▶ [PASSAGE FOURNI]
LA PALESTINE AU TEMPS DE
JÉSUS-CHRIST
LIVRE SECOND - LA VIE
RELIGIEUSE
CHAPITRE
XII
LE TEMPLE - LE SANCTUAIRE. - LES
PRÊTRES. - LES CÉRÉMONIES
(Suite)
LES PRÊTRES
Les prêtres ou sacrificateurs
étaient partagés en vingt-quatre
classes ou familles créées par David
(11), et,
chaque semaine, l'une d'elles desservait le Temple
à son tour
(12). La classe
d'Abia, par exemple, à laquelle appartenait
Zaccharie, père de Jean-Baptiste
(13), occupait
le huitième rang
(14). Cet Abia
descendait d'Eléazar, fils d'Aaron. Mais
tous ceux qui portaient le nom de prêtres ne
servaient pas au Temple, car toute la race d'Aaron
faisait partie du sacerdoce et quiconque descendait
du premier souverain sacrificateur ou était
censé en descendre était
prêtre. Ceux-ci étaient donc en
quantité innombrable, et la plupart
étaient pauvres, ignorants, grossiers. Leur
instruction religieuse
était le plus souvent nulle ou à peu
près. Ils formaient un immense bas
clergé fort peu intéressant, n'ayant
aucun prestige et n'exerçant plus même
l'ombre d'une autorité quelconque. Ils
étaient sortis des classes
inférieures., ils n'avaient point
fréquenté les écoles des
Scribes, ils étaient de race sacerdotale par
leur naissance et c'était ton!. N'ayant rien
à faire, la plupart du temps ils mouraient
de faim. Jamais les hauts fonctionnaires ne leur
donnaient l'argent des dîmes
(15), et ils
s'unissaient au peuple pour haïr les
souverains pontifes.

▶ [LIGNES FOURNIES]

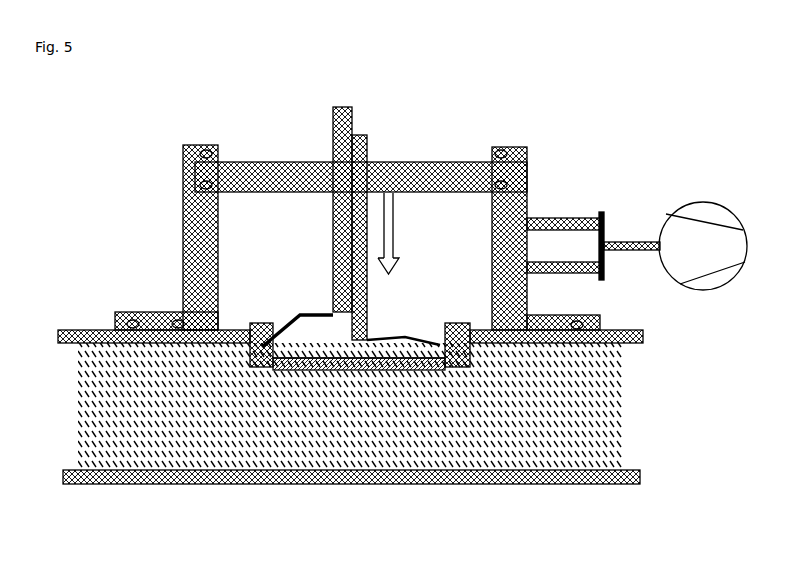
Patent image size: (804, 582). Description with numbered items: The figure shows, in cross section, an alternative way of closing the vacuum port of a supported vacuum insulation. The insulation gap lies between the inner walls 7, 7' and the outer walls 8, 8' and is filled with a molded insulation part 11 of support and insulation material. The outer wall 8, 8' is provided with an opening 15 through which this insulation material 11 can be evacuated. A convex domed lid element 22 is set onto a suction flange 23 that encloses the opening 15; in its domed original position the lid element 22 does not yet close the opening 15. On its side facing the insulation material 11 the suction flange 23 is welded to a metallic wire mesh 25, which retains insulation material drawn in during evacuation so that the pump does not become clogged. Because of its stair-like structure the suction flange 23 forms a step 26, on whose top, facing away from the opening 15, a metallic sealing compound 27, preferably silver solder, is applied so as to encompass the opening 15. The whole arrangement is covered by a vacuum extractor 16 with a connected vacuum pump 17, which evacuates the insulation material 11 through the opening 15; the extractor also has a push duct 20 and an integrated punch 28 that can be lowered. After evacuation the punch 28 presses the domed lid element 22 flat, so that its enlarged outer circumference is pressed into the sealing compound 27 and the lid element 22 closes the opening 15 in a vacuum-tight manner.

The inner wall 7 is at (338, 490).
The inner wall 7' is at (338, 490).
The outer wall 8 is at (341, 308).
The outer wall 8' is at (341, 308).
The molded insulation part 11 is at (327, 347).
The opening 15 is at (395, 357).
The vacuum extractor 16 is at (527, 212).
The vacuum pump 17 is at (680, 229).
The push duct 20 is at (373, 173).
The convex domed lid element 22 is at (286, 334).
The suction flange 23 is at (503, 428).
The metallic wire mesh 25 is at (343, 369).
The step 26 is at (465, 355).
The sealing compound 27 is at (256, 352).
The punch 28 is at (353, 120).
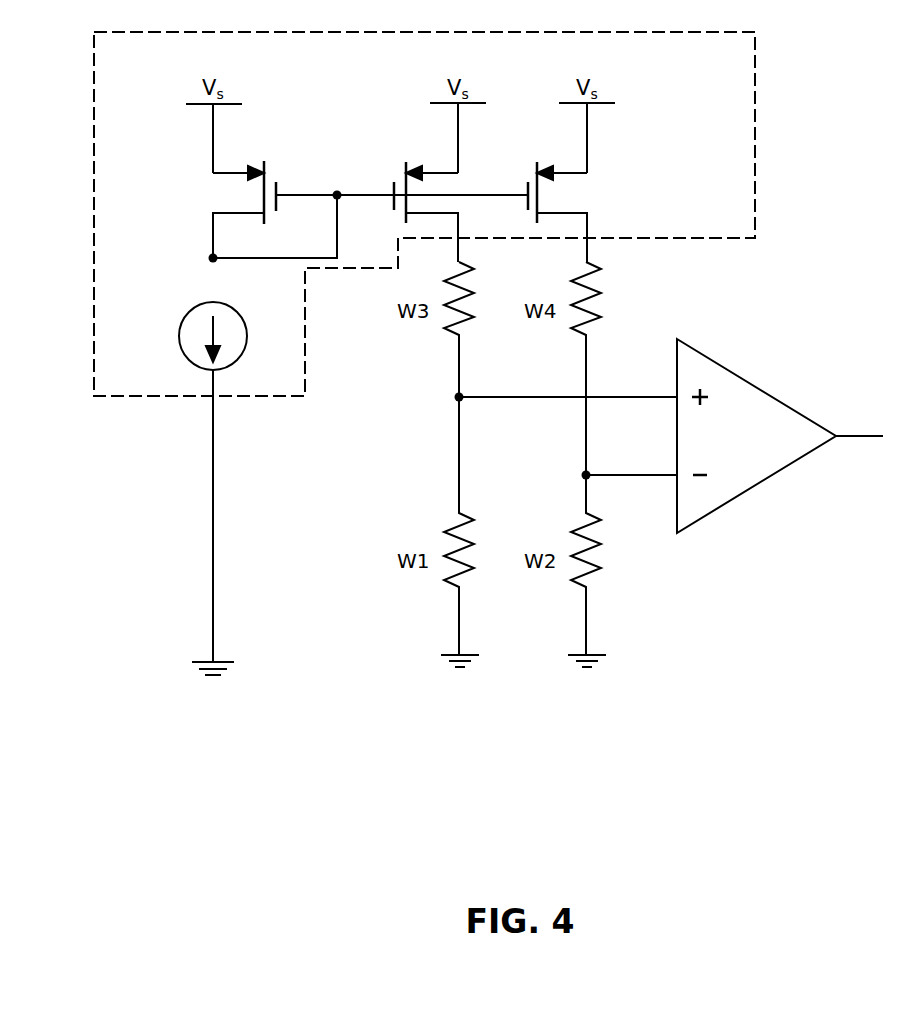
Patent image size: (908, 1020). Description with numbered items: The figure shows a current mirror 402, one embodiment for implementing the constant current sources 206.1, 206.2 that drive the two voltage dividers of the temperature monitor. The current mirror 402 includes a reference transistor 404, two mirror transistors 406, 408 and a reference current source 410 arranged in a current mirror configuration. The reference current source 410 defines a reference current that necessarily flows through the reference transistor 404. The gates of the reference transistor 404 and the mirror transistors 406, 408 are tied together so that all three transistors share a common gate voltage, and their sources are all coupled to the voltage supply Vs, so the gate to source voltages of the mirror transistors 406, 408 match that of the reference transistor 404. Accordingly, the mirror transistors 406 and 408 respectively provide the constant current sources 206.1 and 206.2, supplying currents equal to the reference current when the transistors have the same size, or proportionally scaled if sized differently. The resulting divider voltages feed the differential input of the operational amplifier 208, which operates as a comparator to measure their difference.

The current mirror 402 is at (755, 48).
The reference transistor 404 is at (189, 199).
The mirror transistor 406 is at (392, 185).
The mirror transistor 408 is at (534, 166).
The reference current source 410 is at (181, 308).
The constant current source 206.1 is at (395, 166).
The constant current source 206.2 is at (591, 171).
The operational amplifier 208 is at (758, 385).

▶ [À FAIRE]
(1) Recopiez mot pour mot l'intégralité du passage sur les prêtres du Temple.
(2) Modifiez les lignes fournies à partir de la première et arrêtez-vous après celle qui contient « The punch 28 is at (353, 120). ». Remplacez « insulation gap » par « evacuated gap », laissez tout le reste identique et omettez les images.
Le passage et les lignes fournies proviennent de sources différentes.

▶ [RÉPONSES COMPLÈTES]
(1)
LA PALESTINE AU TEMPS DE
JÉSUS-CHRIST
LIVRE SECOND - LA VIE
RELIGIEUSE
CHAPITRE
XII
LE TEMPLE - LE SANCTUAIRE. - LES
PRÊTRES. - LES CÉRÉMONIES
(Suite)
LES PRÊTRES
Les prêtres ou sacrificateurs
étaient partagés en vingt-quatre
classes ou familles créées par David
(11), et,
chaque semaine, l'une d'elles desservait le Temple
à son tour
(12). La classe
d'Abia, par exemple, à laquelle appartenait
Zaccharie, père de Jean-Baptiste
(13), occupait
le huitième rang
(14). Cet Abia
descendait d'Eléazar, fils d'Aaron. Mais
tous ceux qui portaient le nom de prêtres ne
servaient pas au Temple, car toute la race d'Aaron
faisait partie du sacerdoce et quiconque descendait
du premier souverain sacrificateur ou était
censé en descendre était
prêtre. Ceux-ci étaient donc en
quantité innombrable, et la plupart
étaient pauvres, ignorants, grossiers. Leur
instruction religieuse
était le plus souvent nulle ou à peu
près. Ils formaient un immense bas
clergé fort peu intéressant, n'ayant
aucun prestige et n'exerçant plus même
l'ombre d'une autorité quelconque. Ils
étaient sortis des classes
inférieures., ils n'avaient point
fréquenté les écoles des
Scribes, ils étaient de race sacerdotale par
leur naissance et c'était ton!. N'ayant rien
à faire, la plupart du temps ils mouraient
de faim. Jamais les hauts fonctionnaires ne leur
donnaient l'argent des dîmes
(15), et ils
s'unissaient au peuple pour haïr les
souverains pontifes.

(2)
Patent image size: (804, 582). Description with numbered items: The figure shows, in cross section, an alternative way of closing the vacuum port of a supported vacuum insulation. The evacuated gap lies between the inner walls 7, 7' and the outer walls 8, 8' and is filled with a molded insulation part 11 of support and insulation material. The outer wall 8, 8' is provided with an opening 15 through which this insulation material 11 can be evacuated. A convex domed lid element 22 is set onto a suction flange 23 that encloses the opening 15; in its domed original position the lid element 22 does not yet close the opening 15. On its side facing the insulation material 11 the suction flange 23 is welded to a metallic wire mesh 25, which retains insulation material drawn in during evacuation so that the pump does not become clogged. Because of its stair-like structure the suction flange 23 forms a step 26, on whose top, facing away from the opening 15, a metallic sealing compound 27, preferably silver solder, is applied so as to encompass the opening 15. The whole arrangement is covered by a vacuum extractor 16 with a connected vacuum pump 17, which evacuates the insulation material 11 through the opening 15; the extractor also has a push duct 20 and an integrated punch 28 that can be lowered. After evacuation the punch 28 presses the domed lid element 22 flat, so that its enlarged outer circumference is pressed into the sealing compound 27 and the lid element 22 closes the opening 15 in a vacuum-tight manner.

The inner wall 7 is at (338, 490).
The inner wall 7' is at (338, 490).
The outer wall 8 is at (341, 308).
The outer wall 8' is at (341, 308).
The molded insulation part 11 is at (327, 347).
The opening 15 is at (395, 357).
The vacuum extractor 16 is at (527, 212).
The vacuum pump 17 is at (680, 229).
The push duct 20 is at (373, 173).
The convex domed lid element 22 is at (286, 334).
The suction flange 23 is at (503, 428).
The metallic wire mesh 25 is at (343, 369).
The step 26 is at (465, 355).
The sealing compound 27 is at (256, 352).
The punch 28 is at (353, 120).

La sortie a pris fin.